→ **WHAT TO PRODUCE**: Pictures appear in the records below; write out everything else exactly.

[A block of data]
— BEGIN —
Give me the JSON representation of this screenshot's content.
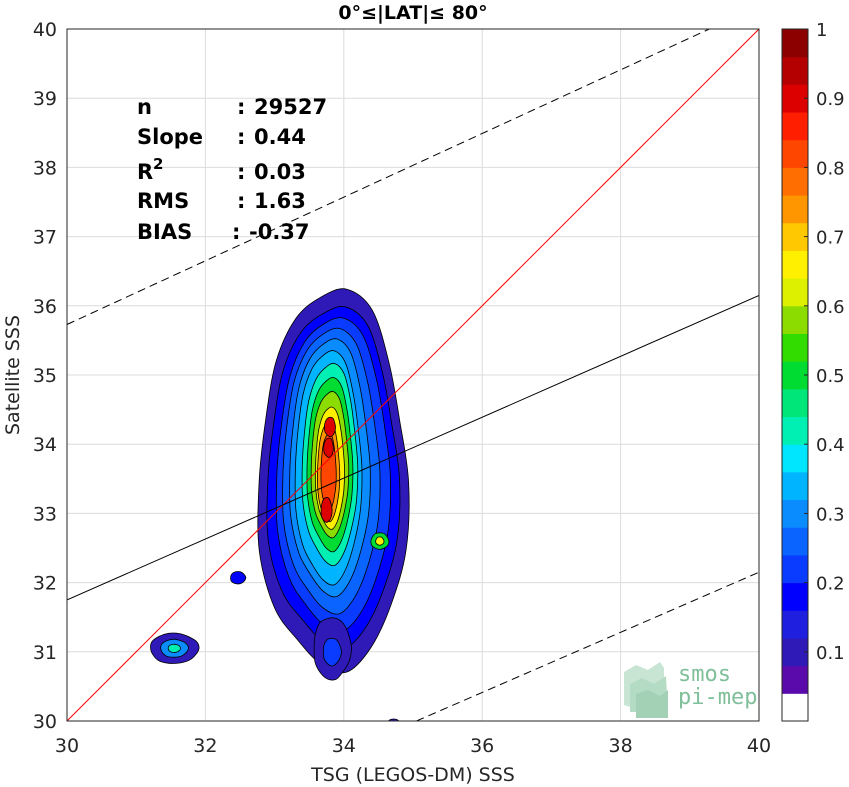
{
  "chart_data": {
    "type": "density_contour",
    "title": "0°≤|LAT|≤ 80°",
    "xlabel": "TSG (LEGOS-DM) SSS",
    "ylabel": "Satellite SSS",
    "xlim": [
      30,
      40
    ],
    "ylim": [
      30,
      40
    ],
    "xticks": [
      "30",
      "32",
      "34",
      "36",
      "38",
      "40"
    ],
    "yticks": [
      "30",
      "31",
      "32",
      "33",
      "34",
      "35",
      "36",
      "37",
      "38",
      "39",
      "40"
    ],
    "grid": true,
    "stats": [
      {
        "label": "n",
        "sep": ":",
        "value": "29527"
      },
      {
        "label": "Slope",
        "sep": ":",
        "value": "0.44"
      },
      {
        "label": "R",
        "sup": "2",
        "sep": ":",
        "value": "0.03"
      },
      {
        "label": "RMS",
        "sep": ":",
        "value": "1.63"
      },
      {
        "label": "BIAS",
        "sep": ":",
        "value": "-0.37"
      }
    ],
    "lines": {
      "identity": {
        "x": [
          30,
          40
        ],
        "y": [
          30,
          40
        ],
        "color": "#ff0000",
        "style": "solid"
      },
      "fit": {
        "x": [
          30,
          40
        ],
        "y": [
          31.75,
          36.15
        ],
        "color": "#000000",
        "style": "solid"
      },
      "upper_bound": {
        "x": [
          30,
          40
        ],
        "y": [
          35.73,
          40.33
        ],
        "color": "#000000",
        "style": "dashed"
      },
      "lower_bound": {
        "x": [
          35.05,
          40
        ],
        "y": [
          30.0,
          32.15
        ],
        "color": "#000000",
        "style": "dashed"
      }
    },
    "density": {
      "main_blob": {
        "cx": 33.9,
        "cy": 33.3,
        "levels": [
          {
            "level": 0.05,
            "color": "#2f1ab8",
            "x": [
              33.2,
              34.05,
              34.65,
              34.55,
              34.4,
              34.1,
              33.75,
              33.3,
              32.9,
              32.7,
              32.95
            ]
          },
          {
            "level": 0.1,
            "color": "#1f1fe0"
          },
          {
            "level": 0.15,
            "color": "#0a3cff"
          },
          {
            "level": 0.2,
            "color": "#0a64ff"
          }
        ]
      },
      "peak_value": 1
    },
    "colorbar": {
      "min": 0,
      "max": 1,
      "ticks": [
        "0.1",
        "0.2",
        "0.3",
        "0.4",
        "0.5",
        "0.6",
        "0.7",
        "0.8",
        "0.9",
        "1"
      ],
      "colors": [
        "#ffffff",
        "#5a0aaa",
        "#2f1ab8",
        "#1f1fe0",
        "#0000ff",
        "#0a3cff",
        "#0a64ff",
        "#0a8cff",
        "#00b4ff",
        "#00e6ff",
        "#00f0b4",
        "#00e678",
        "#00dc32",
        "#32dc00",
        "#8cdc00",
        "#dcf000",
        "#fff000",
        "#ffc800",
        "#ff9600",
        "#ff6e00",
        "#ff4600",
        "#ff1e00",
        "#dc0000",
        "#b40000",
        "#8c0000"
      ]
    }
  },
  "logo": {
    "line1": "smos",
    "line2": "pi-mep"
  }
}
— END —
→ **FULL ANSWER**:
Give me the JSON representation of this screenshot's content.
{
  "chart_data": {
    "type": "density_contour",
    "title": "0°≤|LAT|≤ 80°",
    "xlabel": "TSG (LEGOS-DM) SSS",
    "ylabel": "Satellite SSS",
    "xlim": [
      30,
      40
    ],
    "ylim": [
      30,
      40
    ],
    "xticks": [
      "30",
      "32",
      "34",
      "36",
      "38",
      "40"
    ],
    "yticks": [
      "30",
      "31",
      "32",
      "33",
      "34",
      "35",
      "36",
      "37",
      "38",
      "39",
      "40"
    ],
    "grid": true,
    "stats": [
      {
        "label": "n",
        "sep": ":",
        "value": "29527"
      },
      {
        "label": "Slope",
        "sep": ":",
        "value": "0.44"
      },
      {
        "label": "R",
        "sup": "2",
        "sep": ":",
        "value": "0.03"
      },
      {
        "label": "RMS",
        "sep": ":",
        "value": "1.63"
      },
      {
        "label": "BIAS",
        "sep": ":",
        "value": "-0.37"
      }
    ],
    "lines": {
      "identity": {
        "x": [
          30,
          40
        ],
        "y": [
          30,
          40
        ],
        "color": "#ff0000",
        "style": "solid"
      },
      "fit": {
        "x": [
          30,
          40
        ],
        "y": [
          31.75,
          36.15
        ],
        "color": "#000000",
        "style": "solid"
      },
      "upper_bound": {
        "x": [
          30,
          40
        ],
        "y": [
          35.73,
          40.33
        ],
        "color": "#000000",
        "style": "dashed"
      },
      "lower_bound": {
        "x": [
          35.05,
          40
        ],
        "y": [
          30.0,
          32.15
        ],
        "color": "#000000",
        "style": "dashed"
      }
    },
    "density": {
      "main_blob": {
        "cx": 33.9,
        "cy": 33.3,
        "levels": [
          {
            "level": 0.05,
            "color": "#2f1ab8",
            "x": [
              33.2,
              34.05,
              34.65,
              34.55,
              34.4,
              34.1,
              33.75,
              33.3,
              32.9,
              32.7,
              32.95
            ]
          },
          {
            "level": 0.1,
            "color": "#1f1fe0"
          },
          {
            "level": 0.15,
            "color": "#0a3cff"
          },
          {
            "level": 0.2,
            "color": "#0a64ff"
          }
        ]
      },
      "peak_value": 1
    },
    "colorbar": {
      "min": 0,
      "max": 1,
      "ticks": [
        "0.1",
        "0.2",
        "0.3",
        "0.4",
        "0.5",
        "0.6",
        "0.7",
        "0.8",
        "0.9",
        "1"
      ],
      "colors": [
        "#ffffff",
        "#5a0aaa",
        "#2f1ab8",
        "#1f1fe0",
        "#0000ff",
        "#0a3cff",
        "#0a64ff",
        "#0a8cff",
        "#00b4ff",
        "#00e6ff",
        "#00f0b4",
        "#00e678",
        "#00dc32",
        "#32dc00",
        "#8cdc00",
        "#dcf000",
        "#fff000",
        "#ffc800",
        "#ff9600",
        "#ff6e00",
        "#ff4600",
        "#ff1e00",
        "#dc0000",
        "#b40000",
        "#8c0000"
      ]
    }
  },
  "logo": {
    "line1": "smos",
    "line2": "pi-mep"
  }
}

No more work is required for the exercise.